-- EXERCISE GOAL --
Write the records out again exactly, leaving no images in.

::: SUPPLIED DATA

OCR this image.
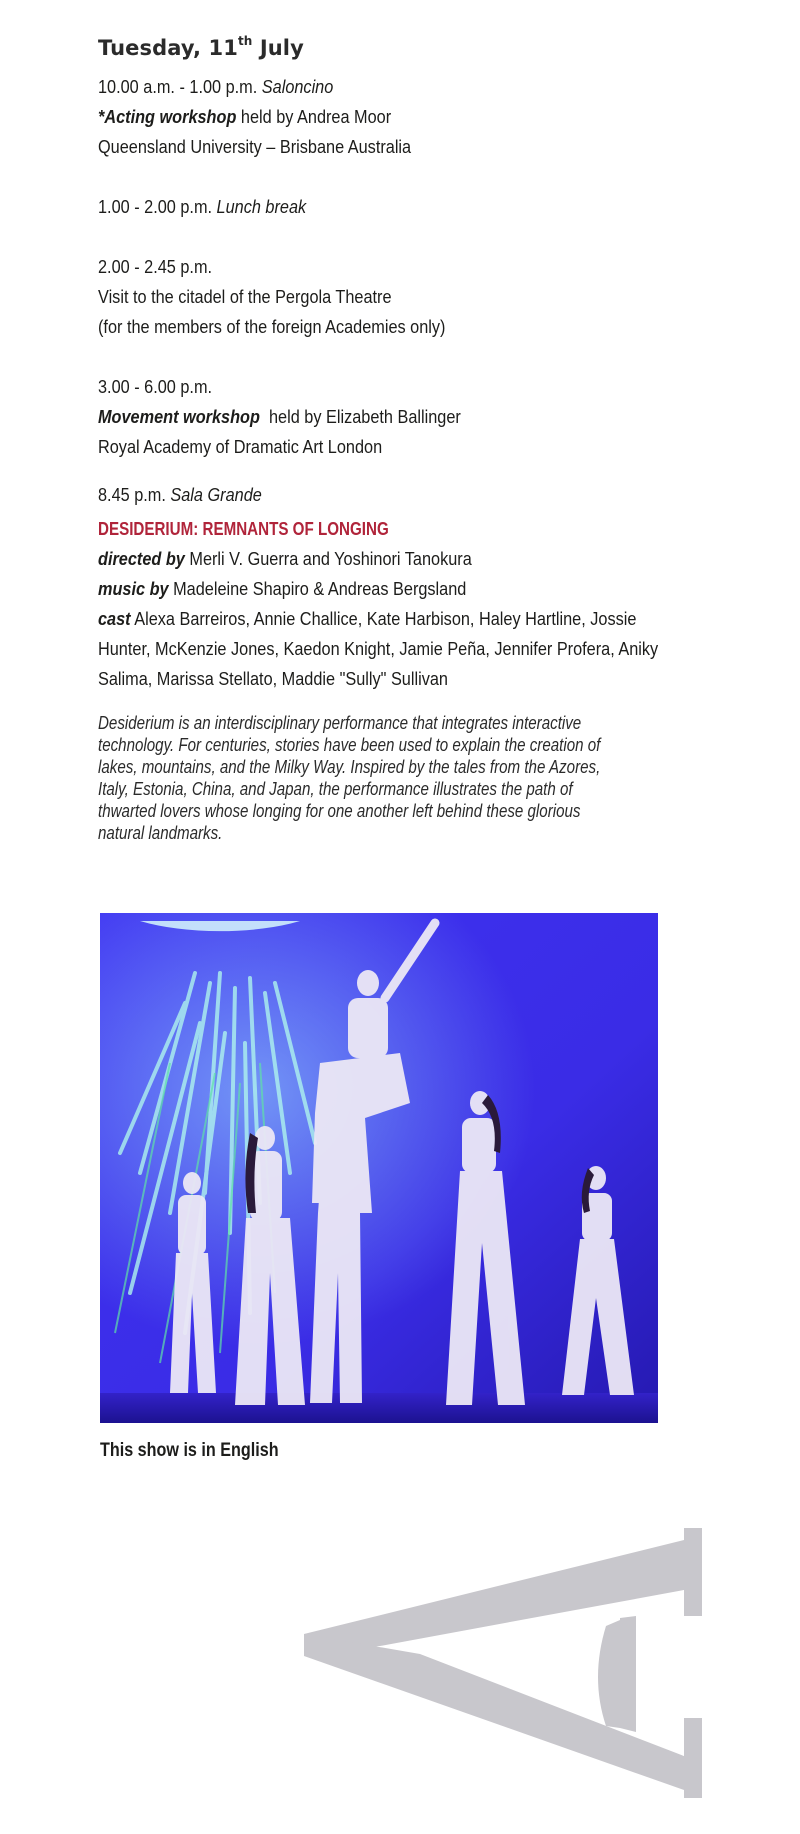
Tuesday, 11th July
10.00 a.m. - 1.00 p.m. Saloncino
*Acting workshop held by Andrea Moor
Queensland University – Brisbane Australia
1.00 - 2.00 p.m. Lunch break
2.00 - 2.45 p.m.
Visit to the citadel of the Pergola Theatre
(for the members of the foreign Academies only)
3.00 - 6.00 p.m.
Movement workshop  held by Elizabeth Ballinger
Royal Academy of Dramatic Art London
8.45 p.m. Sala Grande
DESIDERIUM: REMNANTS OF LONGING
directed by Merli V. Guerra and Yoshinori Tanokura
music by Madeleine Shapiro & Andreas Bergsland
cast Alexa Barreiros, Annie Challice, Kate Harbison, Haley Hartline, Jossie
Hunter, McKenzie Jones, Kaedon Knight, Jamie Peña, Jennifer Profera, Aniky
Salima, Marissa Stellato, Maddie "Sully" Sullivan
Desiderium is an interdisciplinary performance that integrates interactive
technology. For centuries, stories have been used to explain the creation of
lakes, mountains, and the Milky Way. Inspired by the tales from the Azores,
Italy, Estonia, China, and Japan, the performance illustrates the path of
thwarted lovers whose longing for one another left behind these glorious
natural landmarks.
This show is in English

::::::

-- RESPONSE TO THIS EXERCISE --
OCR this image.
Tuesday, 11th July
10.00 a.m. - 1.00 p.m. Saloncino
*Acting workshop held by Andrea Moor
Queensland University – Brisbane Australia
1.00 - 2.00 p.m. Lunch break
2.00 - 2.45 p.m.
Visit to the citadel of the Pergola Theatre
(for the members of the foreign Academies only)
3.00 - 6.00 p.m.
Movement workshop  held by Elizabeth Ballinger
Royal Academy of Dramatic Art London
8.45 p.m. Sala Grande
DESIDERIUM: REMNANTS OF LONGING
directed by Merli V. Guerra and Yoshinori Tanokura
music by Madeleine Shapiro & Andreas Bergsland
cast Alexa Barreiros, Annie Challice, Kate Harbison, Haley Hartline, Jossie
Hunter, McKenzie Jones, Kaedon Knight, Jamie Peña, Jennifer Profera, Aniky
Salima, Marissa Stellato, Maddie "Sully" Sullivan
Desiderium is an interdisciplinary performance that integrates interactive
technology. For centuries, stories have been used to explain the creation of
lakes, mountains, and the Milky Way. Inspired by the tales from the Azores,
Italy, Estonia, China, and Japan, the performance illustrates the path of
thwarted lovers whose longing for one another left behind these glorious
natural landmarks.
This show is in English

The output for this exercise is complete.